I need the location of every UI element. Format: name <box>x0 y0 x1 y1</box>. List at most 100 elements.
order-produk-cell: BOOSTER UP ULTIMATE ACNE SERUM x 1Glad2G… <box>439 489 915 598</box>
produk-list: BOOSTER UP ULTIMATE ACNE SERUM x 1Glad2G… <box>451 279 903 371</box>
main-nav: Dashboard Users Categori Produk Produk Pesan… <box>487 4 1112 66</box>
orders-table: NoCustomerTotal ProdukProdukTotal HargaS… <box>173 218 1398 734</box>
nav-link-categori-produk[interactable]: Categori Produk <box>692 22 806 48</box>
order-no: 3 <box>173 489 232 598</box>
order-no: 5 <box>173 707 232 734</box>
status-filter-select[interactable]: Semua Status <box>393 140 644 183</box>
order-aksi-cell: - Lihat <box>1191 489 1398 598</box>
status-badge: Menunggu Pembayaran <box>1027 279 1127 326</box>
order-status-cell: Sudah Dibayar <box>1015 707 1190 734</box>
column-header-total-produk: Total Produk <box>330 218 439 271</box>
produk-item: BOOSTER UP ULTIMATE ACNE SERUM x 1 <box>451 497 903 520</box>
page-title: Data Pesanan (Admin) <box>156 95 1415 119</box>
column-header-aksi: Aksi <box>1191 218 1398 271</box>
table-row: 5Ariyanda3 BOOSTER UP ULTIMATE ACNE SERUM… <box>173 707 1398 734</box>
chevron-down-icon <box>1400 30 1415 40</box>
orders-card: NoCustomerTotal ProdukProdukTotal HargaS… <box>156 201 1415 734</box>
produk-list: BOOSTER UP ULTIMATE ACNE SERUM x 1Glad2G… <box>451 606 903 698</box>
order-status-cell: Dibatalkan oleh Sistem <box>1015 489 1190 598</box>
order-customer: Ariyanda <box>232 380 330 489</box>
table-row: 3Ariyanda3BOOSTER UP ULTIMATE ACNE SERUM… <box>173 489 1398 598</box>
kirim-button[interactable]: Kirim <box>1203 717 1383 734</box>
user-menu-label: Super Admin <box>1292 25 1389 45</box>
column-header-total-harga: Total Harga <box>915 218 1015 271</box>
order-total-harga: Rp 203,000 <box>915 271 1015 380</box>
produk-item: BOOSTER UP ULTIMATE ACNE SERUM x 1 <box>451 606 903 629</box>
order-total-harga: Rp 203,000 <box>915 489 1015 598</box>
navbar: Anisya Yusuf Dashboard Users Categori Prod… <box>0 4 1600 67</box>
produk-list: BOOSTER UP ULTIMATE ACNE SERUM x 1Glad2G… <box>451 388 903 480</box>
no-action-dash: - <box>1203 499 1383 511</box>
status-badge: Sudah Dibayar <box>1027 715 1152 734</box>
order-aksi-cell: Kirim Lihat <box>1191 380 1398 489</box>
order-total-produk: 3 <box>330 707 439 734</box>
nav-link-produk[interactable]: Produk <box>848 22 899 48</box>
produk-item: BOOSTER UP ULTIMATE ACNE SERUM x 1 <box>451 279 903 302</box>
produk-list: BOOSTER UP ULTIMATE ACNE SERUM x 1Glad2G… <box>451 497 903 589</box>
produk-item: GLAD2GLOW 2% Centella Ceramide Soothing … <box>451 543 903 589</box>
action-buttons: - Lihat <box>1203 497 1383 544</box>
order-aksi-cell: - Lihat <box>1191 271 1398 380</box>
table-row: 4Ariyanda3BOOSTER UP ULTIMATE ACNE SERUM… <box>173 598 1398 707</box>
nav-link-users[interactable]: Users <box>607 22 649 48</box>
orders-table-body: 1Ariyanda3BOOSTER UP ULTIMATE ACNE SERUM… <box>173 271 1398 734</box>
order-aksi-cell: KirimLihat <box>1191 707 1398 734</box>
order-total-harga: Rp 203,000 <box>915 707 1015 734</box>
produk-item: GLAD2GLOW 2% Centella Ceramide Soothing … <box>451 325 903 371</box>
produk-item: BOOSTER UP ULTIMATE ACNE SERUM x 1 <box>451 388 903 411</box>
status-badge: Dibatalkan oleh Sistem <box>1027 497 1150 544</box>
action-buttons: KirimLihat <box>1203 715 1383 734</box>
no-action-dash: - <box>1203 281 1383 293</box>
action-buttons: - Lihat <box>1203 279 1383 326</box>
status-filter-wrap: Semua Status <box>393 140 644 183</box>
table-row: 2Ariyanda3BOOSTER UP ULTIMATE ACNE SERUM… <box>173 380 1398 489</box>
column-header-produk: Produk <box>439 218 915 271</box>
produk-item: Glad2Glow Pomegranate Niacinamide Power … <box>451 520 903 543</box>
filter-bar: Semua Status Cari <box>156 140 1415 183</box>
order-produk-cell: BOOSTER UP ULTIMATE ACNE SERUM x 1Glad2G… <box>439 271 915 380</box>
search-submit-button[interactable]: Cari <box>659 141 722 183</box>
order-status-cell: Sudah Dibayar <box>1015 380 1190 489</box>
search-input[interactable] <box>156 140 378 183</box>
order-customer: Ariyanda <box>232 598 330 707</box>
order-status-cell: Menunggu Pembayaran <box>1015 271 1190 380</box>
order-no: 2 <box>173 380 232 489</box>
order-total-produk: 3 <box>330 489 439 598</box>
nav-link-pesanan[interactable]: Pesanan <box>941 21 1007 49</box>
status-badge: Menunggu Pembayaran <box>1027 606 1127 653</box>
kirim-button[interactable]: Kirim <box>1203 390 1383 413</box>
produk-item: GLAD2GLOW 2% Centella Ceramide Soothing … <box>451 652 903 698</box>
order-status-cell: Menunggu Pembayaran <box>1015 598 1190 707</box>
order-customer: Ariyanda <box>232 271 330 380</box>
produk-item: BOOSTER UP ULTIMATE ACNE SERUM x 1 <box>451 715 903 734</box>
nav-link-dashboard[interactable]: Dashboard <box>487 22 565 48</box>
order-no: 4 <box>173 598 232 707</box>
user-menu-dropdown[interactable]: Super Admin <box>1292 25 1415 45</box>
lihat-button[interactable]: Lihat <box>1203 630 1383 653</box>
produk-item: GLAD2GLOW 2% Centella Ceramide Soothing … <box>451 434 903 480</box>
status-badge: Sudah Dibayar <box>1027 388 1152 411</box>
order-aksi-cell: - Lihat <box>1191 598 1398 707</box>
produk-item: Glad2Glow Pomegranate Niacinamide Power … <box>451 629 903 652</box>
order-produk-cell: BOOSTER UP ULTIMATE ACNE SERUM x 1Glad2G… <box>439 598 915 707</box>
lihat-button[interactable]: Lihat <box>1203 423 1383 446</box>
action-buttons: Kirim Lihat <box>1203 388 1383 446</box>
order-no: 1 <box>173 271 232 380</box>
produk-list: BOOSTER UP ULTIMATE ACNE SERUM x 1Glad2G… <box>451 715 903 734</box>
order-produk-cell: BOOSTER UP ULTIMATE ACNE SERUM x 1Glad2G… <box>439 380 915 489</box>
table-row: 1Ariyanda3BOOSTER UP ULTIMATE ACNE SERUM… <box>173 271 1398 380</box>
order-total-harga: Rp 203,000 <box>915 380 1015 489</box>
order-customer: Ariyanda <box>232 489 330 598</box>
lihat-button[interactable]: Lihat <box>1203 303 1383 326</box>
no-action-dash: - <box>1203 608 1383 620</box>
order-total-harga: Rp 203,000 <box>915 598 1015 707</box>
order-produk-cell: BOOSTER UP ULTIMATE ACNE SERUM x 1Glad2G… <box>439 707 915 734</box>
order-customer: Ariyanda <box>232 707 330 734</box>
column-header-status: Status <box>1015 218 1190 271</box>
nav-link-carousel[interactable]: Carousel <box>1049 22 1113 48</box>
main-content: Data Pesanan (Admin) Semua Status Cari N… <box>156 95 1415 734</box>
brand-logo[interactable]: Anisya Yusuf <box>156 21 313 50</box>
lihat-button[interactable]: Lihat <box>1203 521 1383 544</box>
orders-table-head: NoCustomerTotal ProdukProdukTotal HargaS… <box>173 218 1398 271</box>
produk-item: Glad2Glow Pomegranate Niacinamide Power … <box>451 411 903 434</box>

INSTRUCTION -
Count the lines of the material that contain the string "item", matching case exactly, and give only that number.

IN RESPONSE -
12